Lines that contain "ambas" are to be counted; give only their number.

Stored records
==============================

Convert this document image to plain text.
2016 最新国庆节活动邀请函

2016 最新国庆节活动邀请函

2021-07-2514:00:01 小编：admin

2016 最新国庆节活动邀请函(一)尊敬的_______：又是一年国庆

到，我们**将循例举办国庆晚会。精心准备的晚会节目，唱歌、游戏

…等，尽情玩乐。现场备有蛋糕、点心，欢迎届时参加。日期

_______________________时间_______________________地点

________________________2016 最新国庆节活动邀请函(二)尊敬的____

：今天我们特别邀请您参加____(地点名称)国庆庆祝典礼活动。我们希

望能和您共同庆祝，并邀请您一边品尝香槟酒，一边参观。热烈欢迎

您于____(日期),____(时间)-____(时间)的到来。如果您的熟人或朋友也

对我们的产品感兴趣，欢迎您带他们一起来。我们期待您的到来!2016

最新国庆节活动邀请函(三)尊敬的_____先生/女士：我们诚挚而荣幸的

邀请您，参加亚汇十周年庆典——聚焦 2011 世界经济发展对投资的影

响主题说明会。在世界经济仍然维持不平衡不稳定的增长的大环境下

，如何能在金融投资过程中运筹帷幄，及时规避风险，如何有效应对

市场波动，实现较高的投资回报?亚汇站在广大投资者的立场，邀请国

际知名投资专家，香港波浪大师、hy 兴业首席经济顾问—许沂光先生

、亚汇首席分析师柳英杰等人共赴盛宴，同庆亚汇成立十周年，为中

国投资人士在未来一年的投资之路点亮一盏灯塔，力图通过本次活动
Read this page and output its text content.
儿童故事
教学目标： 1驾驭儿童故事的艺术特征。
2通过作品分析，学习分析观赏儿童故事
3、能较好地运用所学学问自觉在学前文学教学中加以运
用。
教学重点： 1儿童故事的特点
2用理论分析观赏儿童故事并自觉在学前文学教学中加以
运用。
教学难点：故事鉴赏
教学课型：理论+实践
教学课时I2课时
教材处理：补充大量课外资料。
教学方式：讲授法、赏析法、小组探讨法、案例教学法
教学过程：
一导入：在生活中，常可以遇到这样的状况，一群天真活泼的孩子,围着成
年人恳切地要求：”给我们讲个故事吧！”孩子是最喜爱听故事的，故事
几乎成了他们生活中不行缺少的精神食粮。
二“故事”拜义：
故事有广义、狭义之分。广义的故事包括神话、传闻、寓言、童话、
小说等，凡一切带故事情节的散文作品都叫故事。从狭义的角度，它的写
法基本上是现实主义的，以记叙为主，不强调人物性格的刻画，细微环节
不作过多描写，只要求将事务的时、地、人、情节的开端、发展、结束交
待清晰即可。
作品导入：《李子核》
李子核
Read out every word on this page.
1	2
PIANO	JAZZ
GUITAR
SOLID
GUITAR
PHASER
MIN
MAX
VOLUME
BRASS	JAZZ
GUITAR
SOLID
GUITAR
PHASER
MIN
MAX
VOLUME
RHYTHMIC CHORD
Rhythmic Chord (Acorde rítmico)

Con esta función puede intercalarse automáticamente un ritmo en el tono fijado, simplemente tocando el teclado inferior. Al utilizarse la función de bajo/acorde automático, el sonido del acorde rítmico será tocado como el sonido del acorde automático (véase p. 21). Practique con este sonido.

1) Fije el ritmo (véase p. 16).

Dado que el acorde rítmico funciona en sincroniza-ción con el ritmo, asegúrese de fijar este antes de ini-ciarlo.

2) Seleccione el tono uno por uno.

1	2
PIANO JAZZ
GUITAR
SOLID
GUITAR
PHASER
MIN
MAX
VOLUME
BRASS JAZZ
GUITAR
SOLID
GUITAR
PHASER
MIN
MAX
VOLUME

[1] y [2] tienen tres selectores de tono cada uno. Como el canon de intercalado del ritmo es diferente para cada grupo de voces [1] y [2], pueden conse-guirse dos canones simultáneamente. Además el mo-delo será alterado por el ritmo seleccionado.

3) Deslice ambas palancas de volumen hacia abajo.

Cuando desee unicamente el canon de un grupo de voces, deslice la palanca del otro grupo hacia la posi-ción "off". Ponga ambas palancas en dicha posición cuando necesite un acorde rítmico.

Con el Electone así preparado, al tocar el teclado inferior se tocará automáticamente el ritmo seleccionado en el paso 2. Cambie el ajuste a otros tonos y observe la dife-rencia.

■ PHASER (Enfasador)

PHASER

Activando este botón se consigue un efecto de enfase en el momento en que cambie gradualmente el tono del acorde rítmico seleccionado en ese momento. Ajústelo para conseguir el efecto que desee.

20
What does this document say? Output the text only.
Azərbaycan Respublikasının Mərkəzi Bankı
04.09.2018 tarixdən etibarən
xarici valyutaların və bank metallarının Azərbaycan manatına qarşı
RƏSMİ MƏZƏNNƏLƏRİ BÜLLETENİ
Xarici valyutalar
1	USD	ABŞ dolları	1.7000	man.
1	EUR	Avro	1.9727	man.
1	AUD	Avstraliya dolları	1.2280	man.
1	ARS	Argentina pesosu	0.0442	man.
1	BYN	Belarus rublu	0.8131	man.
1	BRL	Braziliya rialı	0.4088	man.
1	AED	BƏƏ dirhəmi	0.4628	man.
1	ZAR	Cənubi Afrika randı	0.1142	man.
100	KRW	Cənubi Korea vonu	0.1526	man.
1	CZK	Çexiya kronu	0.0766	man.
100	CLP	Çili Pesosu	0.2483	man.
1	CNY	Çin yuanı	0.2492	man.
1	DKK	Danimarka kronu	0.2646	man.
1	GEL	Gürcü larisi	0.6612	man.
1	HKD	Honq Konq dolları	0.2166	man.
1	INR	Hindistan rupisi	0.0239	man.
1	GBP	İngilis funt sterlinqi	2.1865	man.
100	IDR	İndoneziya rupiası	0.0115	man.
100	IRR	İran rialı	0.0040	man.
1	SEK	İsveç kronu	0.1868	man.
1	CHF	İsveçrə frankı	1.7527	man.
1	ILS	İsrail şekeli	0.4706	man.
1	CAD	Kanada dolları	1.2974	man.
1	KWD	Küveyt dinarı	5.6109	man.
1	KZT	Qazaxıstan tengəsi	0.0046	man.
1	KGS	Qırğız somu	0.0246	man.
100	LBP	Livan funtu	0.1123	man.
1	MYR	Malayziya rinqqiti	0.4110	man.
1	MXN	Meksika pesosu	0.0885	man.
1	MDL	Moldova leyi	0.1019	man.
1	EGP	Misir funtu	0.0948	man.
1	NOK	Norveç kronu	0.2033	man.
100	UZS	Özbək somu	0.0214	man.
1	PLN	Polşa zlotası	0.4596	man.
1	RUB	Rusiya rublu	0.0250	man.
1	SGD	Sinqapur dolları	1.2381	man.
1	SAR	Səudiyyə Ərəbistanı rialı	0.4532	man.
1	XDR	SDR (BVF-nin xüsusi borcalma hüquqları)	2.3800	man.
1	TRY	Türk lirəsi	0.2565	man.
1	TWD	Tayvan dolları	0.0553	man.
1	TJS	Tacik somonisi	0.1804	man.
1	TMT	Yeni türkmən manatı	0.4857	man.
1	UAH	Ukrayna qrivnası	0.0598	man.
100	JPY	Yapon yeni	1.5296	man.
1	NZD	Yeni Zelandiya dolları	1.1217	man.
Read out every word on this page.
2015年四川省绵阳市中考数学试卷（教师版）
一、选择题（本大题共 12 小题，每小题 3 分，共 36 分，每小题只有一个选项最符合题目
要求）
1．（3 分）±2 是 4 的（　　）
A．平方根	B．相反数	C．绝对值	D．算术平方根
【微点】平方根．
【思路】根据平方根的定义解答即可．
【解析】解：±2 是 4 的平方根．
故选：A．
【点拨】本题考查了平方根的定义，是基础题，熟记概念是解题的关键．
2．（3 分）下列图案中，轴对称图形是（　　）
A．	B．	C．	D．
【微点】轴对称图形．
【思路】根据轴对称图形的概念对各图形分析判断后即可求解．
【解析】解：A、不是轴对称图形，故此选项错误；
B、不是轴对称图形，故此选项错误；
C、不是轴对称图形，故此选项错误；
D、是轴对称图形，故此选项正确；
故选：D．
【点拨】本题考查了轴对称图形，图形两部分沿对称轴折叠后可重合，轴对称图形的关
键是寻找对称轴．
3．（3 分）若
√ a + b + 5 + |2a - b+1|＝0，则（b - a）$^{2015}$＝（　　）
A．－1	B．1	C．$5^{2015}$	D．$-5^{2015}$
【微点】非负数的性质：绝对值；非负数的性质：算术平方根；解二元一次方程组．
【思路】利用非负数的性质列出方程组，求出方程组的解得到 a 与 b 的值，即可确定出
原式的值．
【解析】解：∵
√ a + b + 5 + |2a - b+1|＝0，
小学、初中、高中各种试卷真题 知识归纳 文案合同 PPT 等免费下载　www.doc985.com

==============================

**Result**
2